▶ What to produce
Retype every entry in its entirety, without alteration.

▶ Given data
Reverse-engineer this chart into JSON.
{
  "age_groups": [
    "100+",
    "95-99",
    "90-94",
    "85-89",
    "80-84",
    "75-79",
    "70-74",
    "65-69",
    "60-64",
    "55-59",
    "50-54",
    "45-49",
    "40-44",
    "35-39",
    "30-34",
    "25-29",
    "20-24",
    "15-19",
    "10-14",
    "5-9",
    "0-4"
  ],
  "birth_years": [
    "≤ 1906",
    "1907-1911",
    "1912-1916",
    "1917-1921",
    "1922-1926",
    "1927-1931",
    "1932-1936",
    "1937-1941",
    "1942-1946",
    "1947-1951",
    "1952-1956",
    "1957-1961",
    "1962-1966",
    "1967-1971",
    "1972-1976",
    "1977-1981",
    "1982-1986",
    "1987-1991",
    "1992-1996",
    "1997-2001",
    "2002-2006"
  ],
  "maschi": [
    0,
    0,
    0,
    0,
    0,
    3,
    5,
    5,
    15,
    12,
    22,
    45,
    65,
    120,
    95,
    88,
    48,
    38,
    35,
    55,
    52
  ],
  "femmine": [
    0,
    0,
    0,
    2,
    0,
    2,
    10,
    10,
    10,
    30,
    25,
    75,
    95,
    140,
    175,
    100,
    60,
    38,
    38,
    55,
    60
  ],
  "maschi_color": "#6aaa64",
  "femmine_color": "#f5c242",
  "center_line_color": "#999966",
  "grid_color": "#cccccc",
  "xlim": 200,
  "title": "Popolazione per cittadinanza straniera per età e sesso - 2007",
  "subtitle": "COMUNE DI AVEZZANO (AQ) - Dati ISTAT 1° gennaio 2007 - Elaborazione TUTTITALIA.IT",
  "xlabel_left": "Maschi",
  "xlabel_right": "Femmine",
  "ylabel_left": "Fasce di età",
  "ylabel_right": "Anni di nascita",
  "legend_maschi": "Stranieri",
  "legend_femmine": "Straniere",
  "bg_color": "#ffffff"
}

▶ Solution to the exercise
Reverse-engineer this chart into JSON.
{
  "age_groups": [
    "100+",
    "95-99",
    "90-94",
    "85-89",
    "80-84",
    "75-79",
    "70-74",
    "65-69",
    "60-64",
    "55-59",
    "50-54",
    "45-49",
    "40-44",
    "35-39",
    "30-34",
    "25-29",
    "20-24",
    "15-19",
    "10-14",
    "5-9",
    "0-4"
  ],
  "birth_years": [
    "≤ 1906",
    "1907-1911",
    "1912-1916",
    "1917-1921",
    "1922-1926",
    "1927-1931",
    "1932-1936",
    "1937-1941",
    "1942-1946",
    "1947-1951",
    "1952-1956",
    "1957-1961",
    "1962-1966",
    "1967-1971",
    "1972-1976",
    "1977-1981",
    "1982-1986",
    "1987-1991",
    "1992-1996",
    "1997-2001",
    "2002-2006"
  ],
  "maschi": [
    0,
    0,
    0,
    0,
    0,
    3,
    5,
    5,
    15,
    12,
    22,
    45,
    65,
    120,
    95,
    88,
    48,
    38,
    35,
    55,
    52
  ],
  "femmine": [
    0,
    0,
    0,
    2,
    0,
    2,
    10,
    10,
    10,
    30,
    25,
    75,
    95,
    140,
    175,
    100,
    60,
    38,
    38,
    55,
    60
  ],
  "maschi_color": "#6aaa64",
  "femmine_color": "#f5c242",
  "center_line_color": "#999966",
  "grid_color": "#cccccc",
  "xlim": 200,
  "title": "Popolazione per cittadinanza straniera per età e sesso - 2007",
  "subtitle": "COMUNE DI AVEZZANO (AQ) - Dati ISTAT 1° gennaio 2007 - Elaborazione TUTTITALIA.IT",
  "xlabel_left": "Maschi",
  "xlabel_right": "Femmine",
  "ylabel_left": "Fasce di età",
  "ylabel_right": "Anni di nascita",
  "legend_maschi": "Stranieri",
  "legend_femmine": "Straniere",
  "bg_color": "#ffffff"
}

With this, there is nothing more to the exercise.